Stored records
********************
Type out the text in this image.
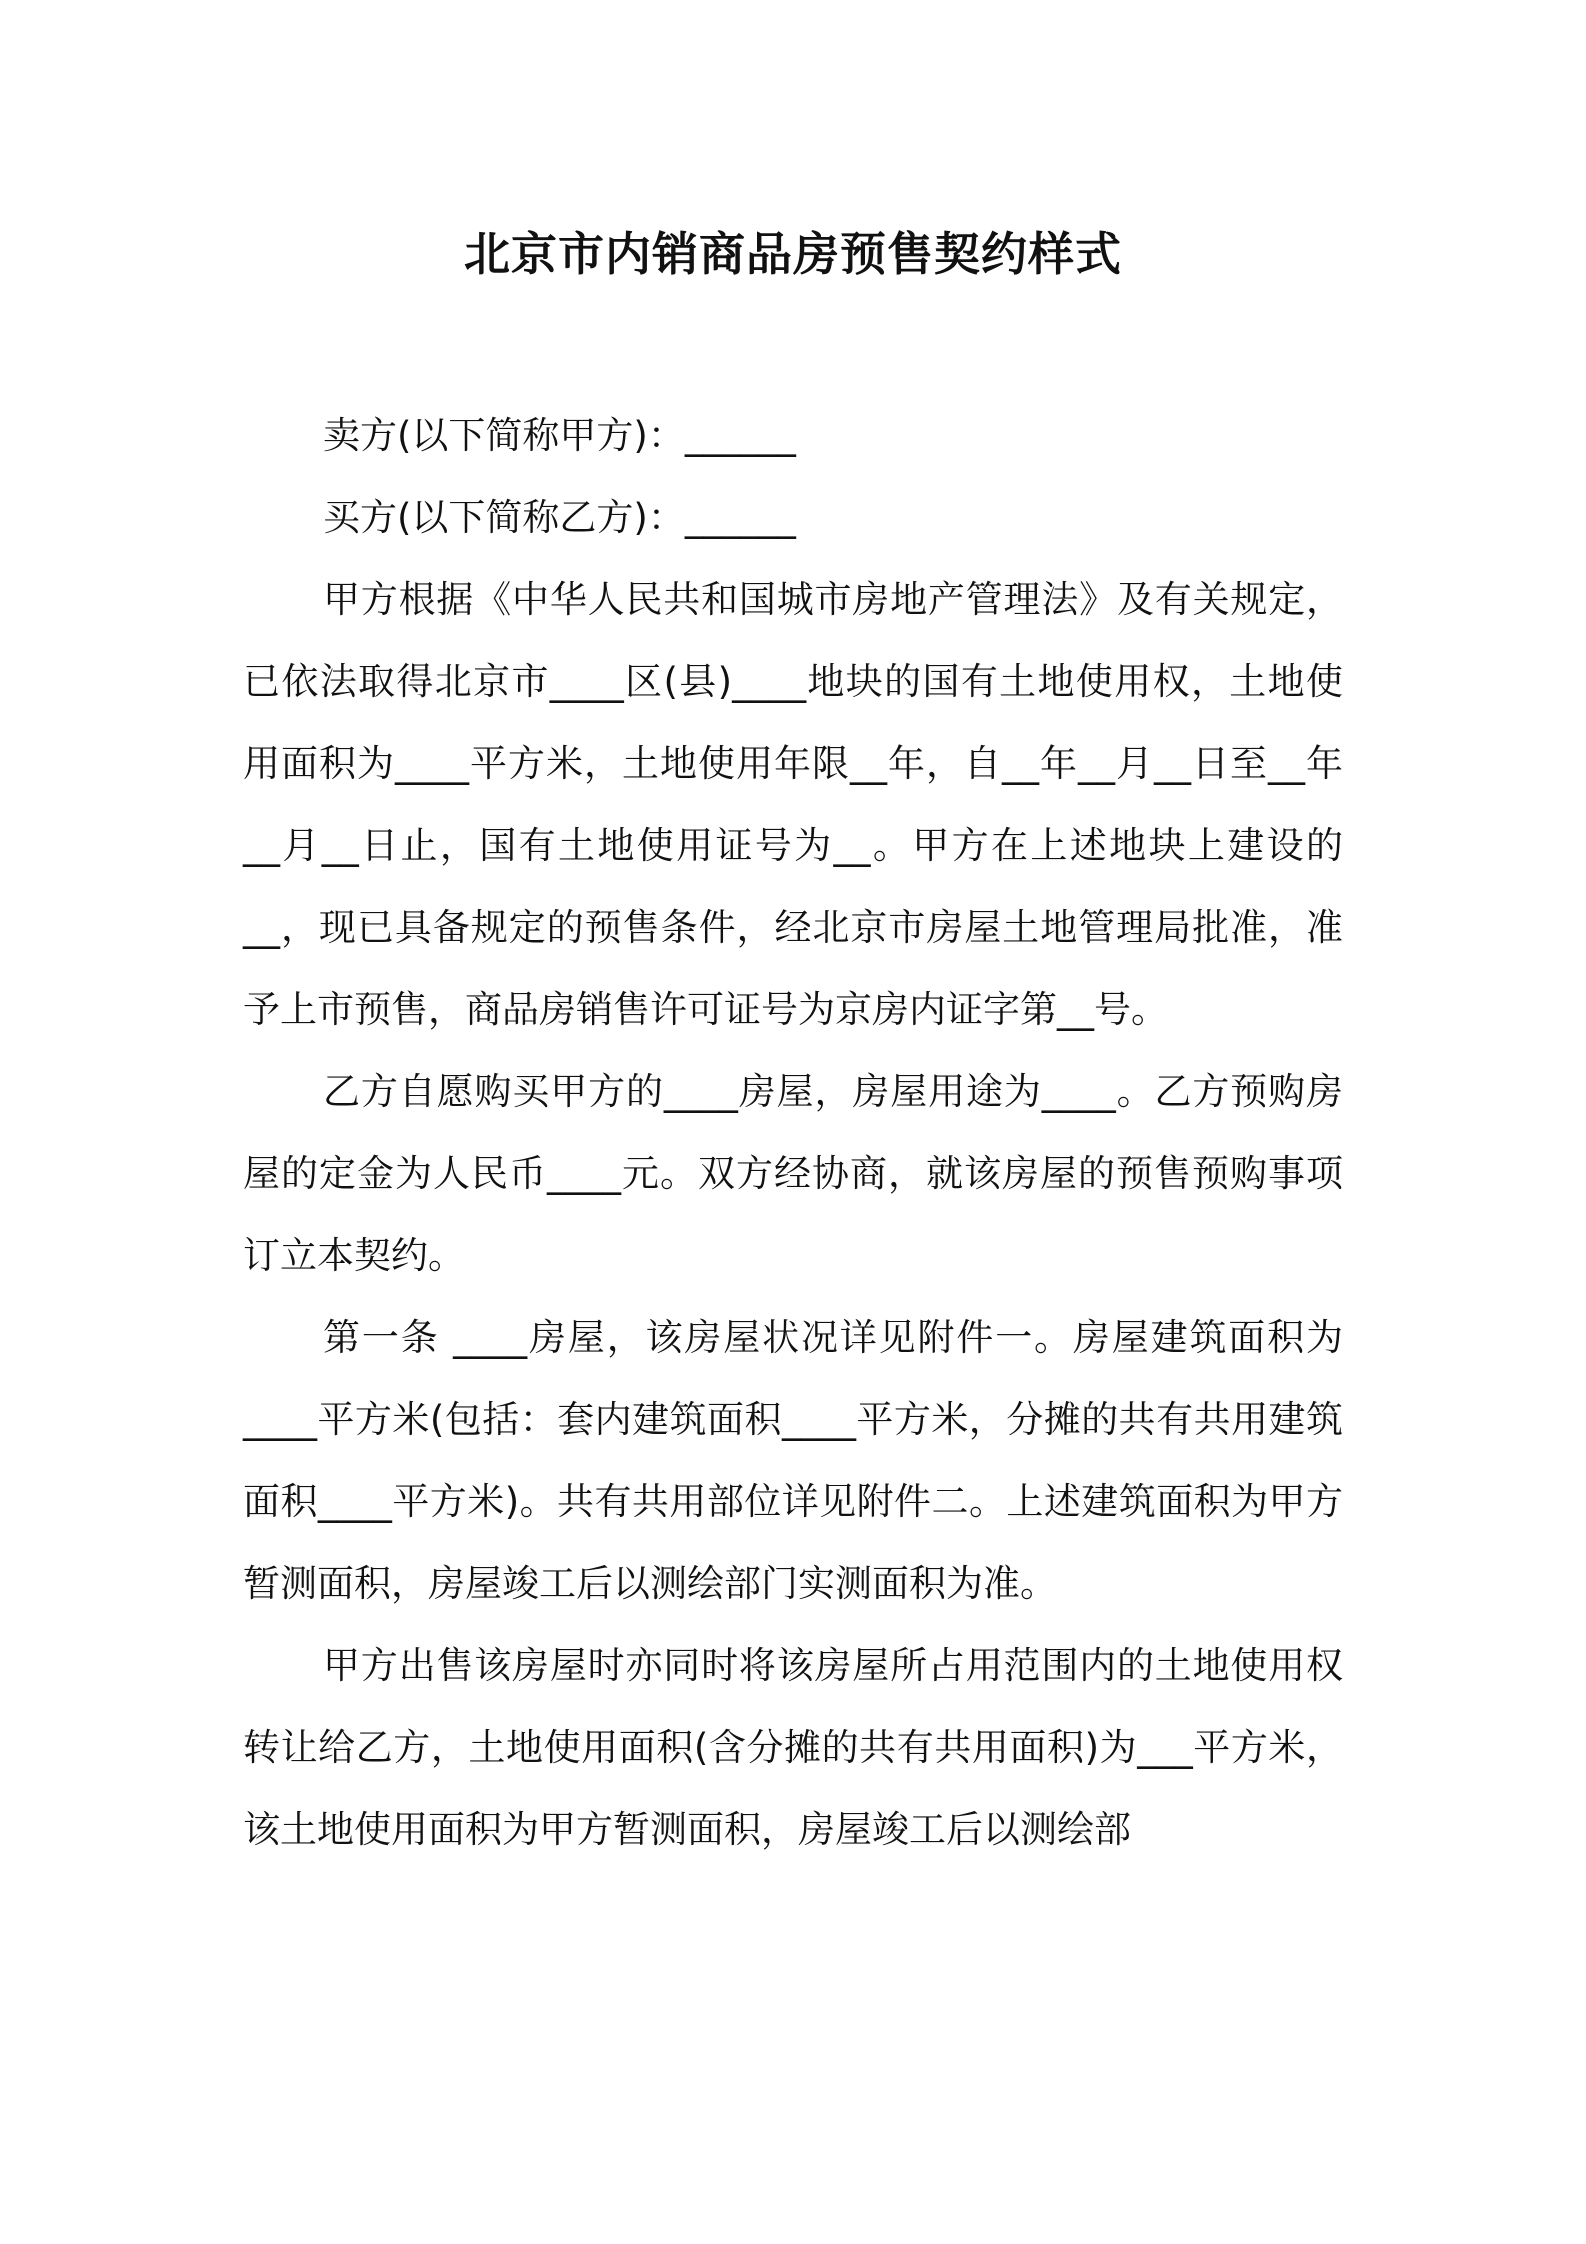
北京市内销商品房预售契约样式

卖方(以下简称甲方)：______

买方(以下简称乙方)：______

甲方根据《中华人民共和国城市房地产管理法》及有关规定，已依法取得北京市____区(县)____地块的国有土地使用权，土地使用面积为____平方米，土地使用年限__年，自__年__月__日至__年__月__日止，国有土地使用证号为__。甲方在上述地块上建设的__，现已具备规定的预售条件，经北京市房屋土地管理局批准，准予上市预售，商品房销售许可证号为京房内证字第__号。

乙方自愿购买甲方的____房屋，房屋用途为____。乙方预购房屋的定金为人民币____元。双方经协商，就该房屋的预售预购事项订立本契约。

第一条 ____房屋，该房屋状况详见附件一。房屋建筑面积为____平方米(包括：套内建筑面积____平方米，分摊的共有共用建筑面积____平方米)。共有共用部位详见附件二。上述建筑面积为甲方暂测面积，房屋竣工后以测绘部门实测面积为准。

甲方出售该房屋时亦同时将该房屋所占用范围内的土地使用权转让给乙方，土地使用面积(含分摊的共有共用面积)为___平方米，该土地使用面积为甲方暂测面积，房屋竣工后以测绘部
********************
■ TASK PROMPT:
What is needed is an exact reproduction of the data, pictures excluded.

■ WRITTEN RESPONSE:
Type out the text in this image.
北京市内销商品房预售契约样式

卖方(以下简称甲方)：______

买方(以下简称乙方)：______

甲方根据《中华人民共和国城市房地产管理法》及有关规定，已依法取得北京市____区(县)____地块的国有土地使用权，土地使用面积为____平方米，土地使用年限__年，自__年__月__日至__年__月__日止，国有土地使用证号为__。甲方在上述地块上建设的__，现已具备规定的预售条件，经北京市房屋土地管理局批准，准予上市预售，商品房销售许可证号为京房内证字第__号。

乙方自愿购买甲方的____房屋，房屋用途为____。乙方预购房屋的定金为人民币____元。双方经协商，就该房屋的预售预购事项订立本契约。

第一条 ____房屋，该房屋状况详见附件一。房屋建筑面积为____平方米(包括：套内建筑面积____平方米，分摊的共有共用建筑面积____平方米)。共有共用部位详见附件二。上述建筑面积为甲方暂测面积，房屋竣工后以测绘部门实测面积为准。

甲方出售该房屋时亦同时将该房屋所占用范围内的土地使用权转让给乙方，土地使用面积(含分摊的共有共用面积)为___平方米，该土地使用面积为甲方暂测面积，房屋竣工后以测绘部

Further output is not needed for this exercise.